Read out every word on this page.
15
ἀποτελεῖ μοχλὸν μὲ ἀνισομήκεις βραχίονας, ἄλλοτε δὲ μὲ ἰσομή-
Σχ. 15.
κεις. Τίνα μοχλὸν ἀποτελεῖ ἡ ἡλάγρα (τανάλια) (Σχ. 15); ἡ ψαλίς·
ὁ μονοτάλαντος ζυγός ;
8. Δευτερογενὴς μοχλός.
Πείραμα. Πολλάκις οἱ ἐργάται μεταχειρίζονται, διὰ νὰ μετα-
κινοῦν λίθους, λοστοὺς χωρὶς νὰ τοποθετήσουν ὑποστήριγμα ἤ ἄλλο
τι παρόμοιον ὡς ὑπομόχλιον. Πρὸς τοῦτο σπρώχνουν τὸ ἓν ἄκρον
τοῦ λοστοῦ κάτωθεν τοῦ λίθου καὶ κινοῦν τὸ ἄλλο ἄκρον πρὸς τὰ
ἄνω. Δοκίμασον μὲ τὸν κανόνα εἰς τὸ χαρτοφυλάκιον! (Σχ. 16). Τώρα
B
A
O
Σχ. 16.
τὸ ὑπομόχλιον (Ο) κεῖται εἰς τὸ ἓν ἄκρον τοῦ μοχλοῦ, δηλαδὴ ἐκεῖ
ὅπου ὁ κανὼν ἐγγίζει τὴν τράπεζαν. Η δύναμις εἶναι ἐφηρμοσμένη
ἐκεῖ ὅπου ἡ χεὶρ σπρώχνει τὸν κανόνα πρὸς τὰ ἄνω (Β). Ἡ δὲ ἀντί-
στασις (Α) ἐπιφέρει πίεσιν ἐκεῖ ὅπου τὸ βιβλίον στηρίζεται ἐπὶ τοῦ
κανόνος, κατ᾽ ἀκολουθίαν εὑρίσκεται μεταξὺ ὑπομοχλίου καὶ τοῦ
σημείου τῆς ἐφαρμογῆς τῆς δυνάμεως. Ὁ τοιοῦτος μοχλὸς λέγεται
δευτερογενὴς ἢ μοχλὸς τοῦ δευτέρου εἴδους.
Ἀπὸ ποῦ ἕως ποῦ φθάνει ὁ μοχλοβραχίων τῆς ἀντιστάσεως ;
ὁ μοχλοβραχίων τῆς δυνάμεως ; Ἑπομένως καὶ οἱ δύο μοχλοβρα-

Aim of the exercise
Pick out every line of the listing containing the word "ὅπου", and show those lines.

Reply
ὅπου ὁ κανὼν ἐγγίζει τὴν τράπεζαν. Η δύναμις εἶναι ἐφηρμοσμένη
ἐκεῖ ὅπου ἡ χεὶρ σπρώχνει τὸν κανόνα πρὸς τὰ ἄνω (Β). Ἡ δὲ ἀντί-
στασις (Α) ἐπιφέρει πίεσιν ἐκεῖ ὅπου τὸ βιβλίον στηρίζεται ἐπὶ τοῦ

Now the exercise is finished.